- **REQUIRED WORK**
Echo the part of the lines that opens with the line containing "list-item — [88, 735, 862, 757]" and closes with the line containing "author-line: --销售部 雷倩 — [128, 247, 226, 264]", both ends included.

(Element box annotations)
· · · · ·

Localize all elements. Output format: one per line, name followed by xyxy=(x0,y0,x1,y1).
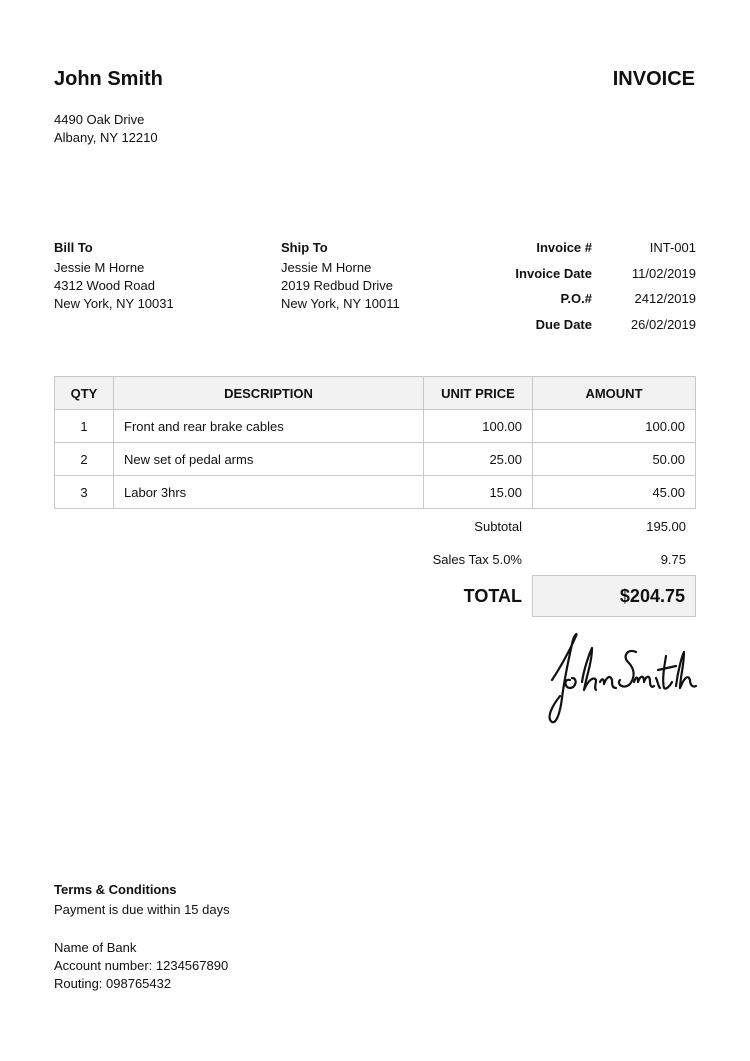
sender-address-line: Albany, NY 12210 xyxy=(54,130,158,145)
table-row xyxy=(55,410,696,443)
cell-qty: 1 xyxy=(55,410,114,443)
cell-unit-price: 100.00 xyxy=(424,410,533,443)
cell-qty: 3 xyxy=(55,476,114,509)
table-row xyxy=(55,476,696,509)
total-row xyxy=(370,576,696,616)
meta-value: 26/02/2019 xyxy=(630,316,696,332)
ship-to-block xyxy=(281,240,400,313)
ship-to-line: 2019 Redbud Drive xyxy=(281,278,394,293)
invoice-meta xyxy=(480,240,696,342)
ship-to-heading: Ship To xyxy=(281,240,328,255)
meta-label: Due Date xyxy=(535,316,592,332)
meta-label: Invoice # xyxy=(536,240,592,255)
totals-block xyxy=(370,510,696,616)
meta-row-invoice-number xyxy=(480,240,696,266)
bank-line: Routing: 098765432 xyxy=(54,976,172,991)
cell-description: New set of pedal arms xyxy=(114,443,424,476)
table-row xyxy=(55,443,696,476)
bill-to-heading: Bill To xyxy=(54,240,93,255)
cell-amount: 50.00 xyxy=(533,443,696,476)
signature xyxy=(530,622,700,730)
terms-block xyxy=(54,882,230,919)
cell-unit-price: 25.00 xyxy=(424,443,533,476)
cell-amount: 45.00 xyxy=(533,476,696,509)
sender-address-line: 4490 Oak Drive xyxy=(54,112,145,127)
meta-row-po xyxy=(480,291,696,317)
line-items-table xyxy=(54,376,696,509)
terms-payment: Payment is due within 15 days xyxy=(54,902,230,917)
cell-description: Front and rear brake cables xyxy=(114,410,424,443)
tax-row xyxy=(370,543,696,576)
sender-address xyxy=(54,111,158,147)
bank-line: Account number: 1234567890 xyxy=(54,958,229,973)
cell-amount: 100.00 xyxy=(533,410,696,443)
cell-unit-price: 15.00 xyxy=(424,476,533,509)
subtotal-label: Subtotal xyxy=(474,519,522,534)
column-header-description: DESCRIPTION xyxy=(114,377,424,410)
meta-row-invoice-date xyxy=(480,266,696,292)
total-label: TOTAL xyxy=(463,585,522,606)
subtotal-value: 195.00 xyxy=(646,519,686,534)
bank-line: Name of Bank xyxy=(54,940,137,955)
terms-heading: Terms & Conditions xyxy=(54,882,177,897)
tax-value: 9.75 xyxy=(660,552,686,567)
meta-value: 2412/2019 xyxy=(634,291,696,306)
meta-value: 11/02/2019 xyxy=(631,265,696,281)
meta-value: INT-001 xyxy=(649,240,696,255)
document-title: INVOICE xyxy=(612,68,695,90)
bill-to-block xyxy=(54,240,174,313)
bill-to-line: New York, NY 10031 xyxy=(54,296,174,311)
tax-label: Sales Tax 5.0% xyxy=(432,552,522,567)
ship-to-line: New York, NY 10011 xyxy=(281,296,400,311)
column-header-amount: AMOUNT xyxy=(533,377,696,410)
bill-to-line: Jessie M Horne xyxy=(54,260,145,275)
cell-description: Labor 3hrs xyxy=(114,476,424,509)
subtotal-row xyxy=(370,510,696,543)
column-header-qty: QTY xyxy=(55,377,114,410)
meta-label: P.O.# xyxy=(560,291,592,306)
meta-row-due-date xyxy=(480,317,696,343)
ship-to-line: Jessie M Horne xyxy=(281,260,372,275)
table-header-row xyxy=(55,377,696,410)
bill-to-line: 4312 Wood Road xyxy=(54,278,155,293)
total-value: $204.75 xyxy=(532,575,696,617)
meta-label: Invoice Date xyxy=(515,265,592,281)
sender-name: John Smith xyxy=(54,68,163,90)
bank-details xyxy=(54,939,228,993)
cell-qty: 2 xyxy=(55,443,114,476)
column-header-unit-price: UNIT PRICE xyxy=(424,377,533,410)
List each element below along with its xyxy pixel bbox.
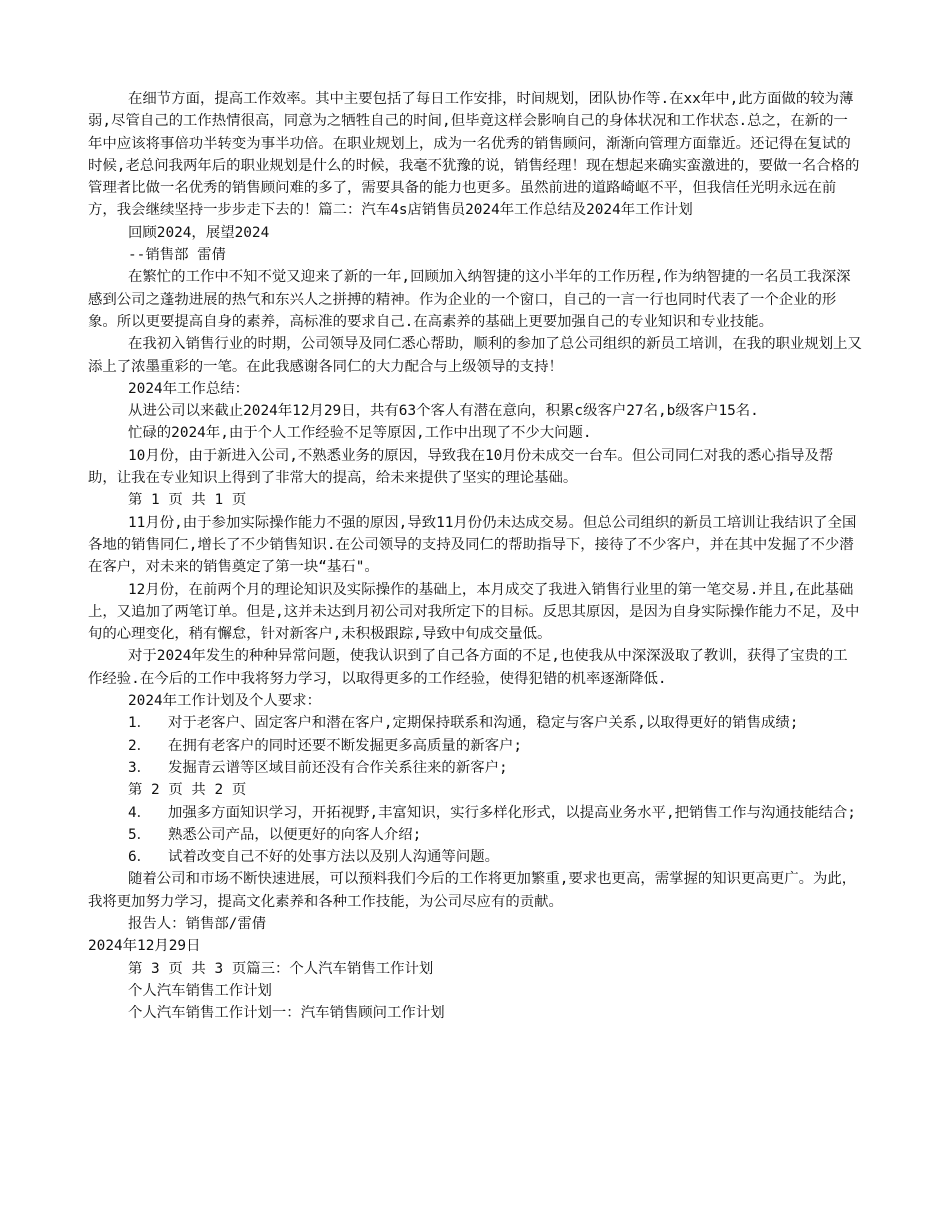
list-item — [88, 735, 862, 757]
list-number: 6． — [128, 849, 152, 866]
list-item — [88, 802, 862, 824]
body-paragraph: 忙碌的2024年,由于个人工作经验不足等原因,工作中出现了不少大问题. — [128, 425, 592, 442]
author-line: --销售部 雷倩 — [128, 247, 226, 264]
body-paragraph: 随着公司和市场不断快速进展，可以预料我们今后的工作将更加繁重,要求也更高，需掌握的知识更高更广。为此，我将更加努力学习，提高文化素养和各种工作技能，为公司尽应有的贡献。 — [88, 871, 857, 910]
list-number: 4． — [128, 804, 152, 821]
body-paragraph: 12月份，在前两个月的理论知识及实际操作的基础上，本月成交了我进入销售行业里的第一笔交易.并且,在此基础上，又追加了两笔订单。但是,这并未达到月初公司对我所定下的目标。反思其原因，是因为自身实际操作能力不足，及中旬的心理变化，稍有懈怠，针对新客户,未积极跟踪,导致中旬成交量低。 — [88, 581, 860, 643]
reporter-line: 报告人：销售部/雷倩 — [128, 915, 267, 932]
list-number: 3． — [128, 759, 152, 776]
body-paragraph: 10月份，由于新进入公司,不熟悉业务的原因，导致我在10月份未成交一台车。但公司同仁对我的悉心指导及帮助，让我在专业知识上得到了非常大的提高，给未来提供了坚实的理论基础。 — [88, 447, 834, 487]
list-text: 发掘青云谱等区域目前还没有合作关系往来的新客户; — [168, 759, 508, 776]
body-paragraph: 11月份,由于参加实际操作能力不强的原因,导致11月份仍未达成交易。但总公司组织的新员工培训让我结识了全国各地的销售同仁,增长了不少销售知识.在公司领导的支持及同仁的帮助指导下，接待了不少客户，并在其中发掘了不少潜在客户，对未来的销售奠定了第一块“基石"。 — [88, 514, 857, 576]
list-item — [88, 824, 862, 846]
section-subtitle: 个人汽车销售工作计划一：汽车销售顾问工作计划 — [128, 1005, 445, 1022]
body-paragraph: 在繁忙的工作中不知不觉又迎来了新的一年,回顾加入纳智捷的这小半年的工作历程,作为纳智捷的一名员工我深深感到公司之蓬勃进展的热气和东兴人之拼搏的精神。作为企业的一个窗口，自己的一言一行也同时代表了一个企业的形象。所以更要提高自身的素养，高标准的要求自己.在高素养的基础上更要加强自己的专业知识和专业技能。 — [88, 269, 851, 330]
body-paragraph: 从进公司以来截止2024年12月29日，共有63个客人有潜在意向，积累c级客户27名,b级客户15名. — [128, 403, 759, 420]
list-item — [88, 712, 862, 734]
subheading: 2024年工作计划及个人要求： — [128, 693, 321, 710]
page-marker: 第 3 页 共 3 页篇三：个人汽车销售工作计划 — [128, 960, 434, 977]
page-marker: 第 2 页 共 2 页 — [128, 782, 247, 799]
list-text: 熟悉公司产品，以便更好的向客人介绍; — [168, 826, 422, 843]
list-number: 2． — [128, 737, 152, 754]
list-text: 加强多方面知识学习，开拓视野,丰富知识，实行多样化形式，以提高业务水平,把销售工作与沟通技能结合; — [168, 804, 856, 821]
list-item — [88, 846, 862, 868]
section-title: 回顾2024，展望2024 — [128, 224, 270, 241]
list-text: 试着改变自己不好的处事方法以及别人沟通等问题。 — [168, 849, 499, 866]
list-text: 对于老客户、固定客户和潜在客户,定期保持联系和沟通，稳定与客户关系,以取得更好的销售成绩; — [168, 715, 799, 732]
section-title: 个人汽车销售工作计划 — [128, 982, 272, 999]
body-paragraph: 在我初入销售行业的时期，公司领导及同仁悉心帮助，顺利的参加了总公司组织的新员工培训，在我的职业规划上又添上了浓墨重彩的一笔。在此我感谢各同仁的大力配合与上级领导的支持！ — [88, 336, 862, 375]
date-line: 2024年12月29日 — [88, 938, 201, 955]
list-text: 在拥有老客户的同时还要不断发掘更多高质量的新客户; — [168, 737, 523, 754]
body-paragraph: 对于2024年发生的种种异常问题，使我认识到了自己各方面的不足,也使我从中深深汲取了教训，获得了宝贵的工作经验.在今后的工作中我将努力学习，以取得更多的工作经验，使得犯错的机率逐渐降低. — [88, 648, 848, 687]
list-number: 1． — [128, 715, 152, 732]
body-paragraph: 在细节方面，提高工作效率。其中主要包括了每日工作安排，时间规划，团队协作等.在xx年中,此方面做的较为薄弱,尽管自己的工作热情很高，同意为之牺牲自己的时间,但毕竟这样会影响自己的身体状况和工作状态.总之，在新的一年中应该将事倍功半转变为事半功倍。在职业规划上，成为一名优秀的销售顾问，渐渐向管理方面靠近。还记得在复试的时候,老总问我两年后的职业规划是什么的时候，我毫不犹豫的说，销售经理！现在想起来确实蛮激进的，要做一名合格的管理者比做一名优秀的销售顾问难的多了，需要具备的能力也更多。虽然前进的道路崎岖不平，但我信任光明永远在前方，我会继续坚持一步步走下去的！篇二：汽车4s店销售员2024年工作总结及2024年工作计划 — [88, 91, 860, 219]
page-marker: 第 1 页 共 1 页 — [128, 492, 247, 509]
subheading: 2024年工作总结： — [128, 380, 249, 397]
list-item — [88, 757, 862, 779]
list-number: 5． — [128, 826, 152, 843]
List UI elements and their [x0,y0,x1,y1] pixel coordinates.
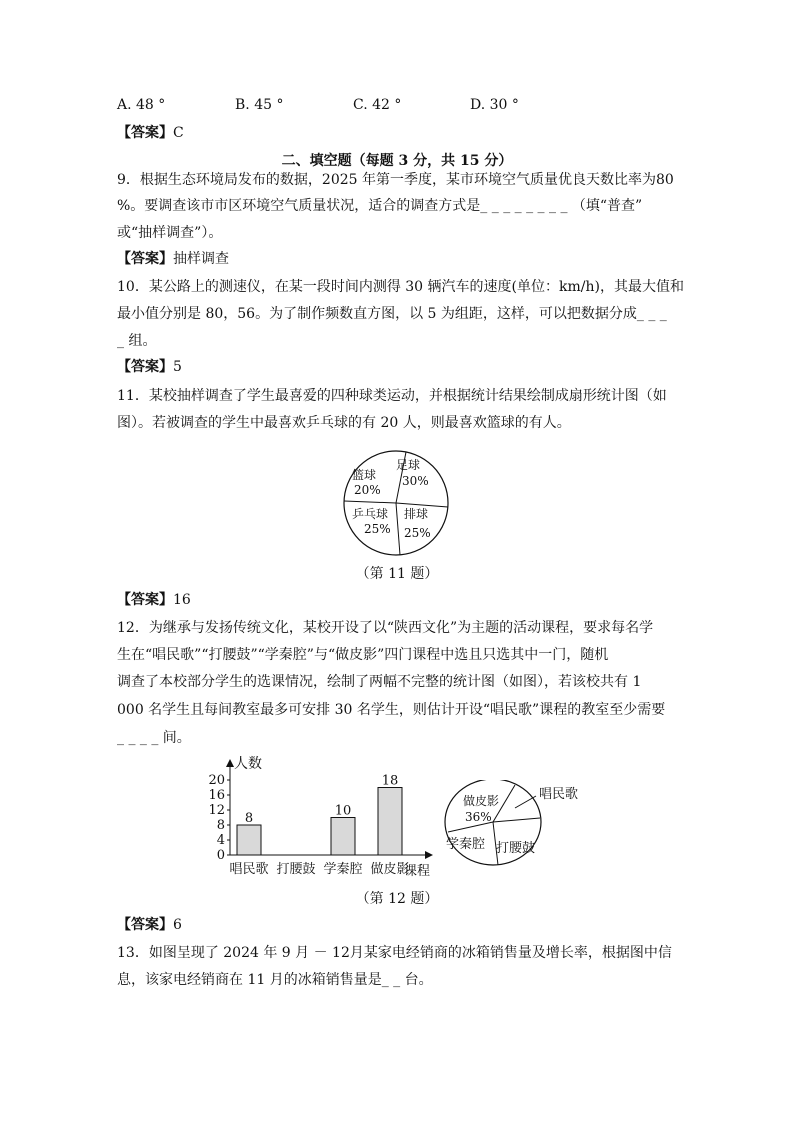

· · · · ·

- **OUTPUT BELOW**
list-item — [88, 735, 862, 757]
list-number: 6． — [128, 849, 152, 866]
list-item — [88, 802, 862, 824]
body-paragraph: 忙碌的2024年,由于个人工作经验不足等原因,工作中出现了不少大问题. — [128, 425, 592, 442]
author-line: --销售部 雷倩 — [128, 247, 226, 264]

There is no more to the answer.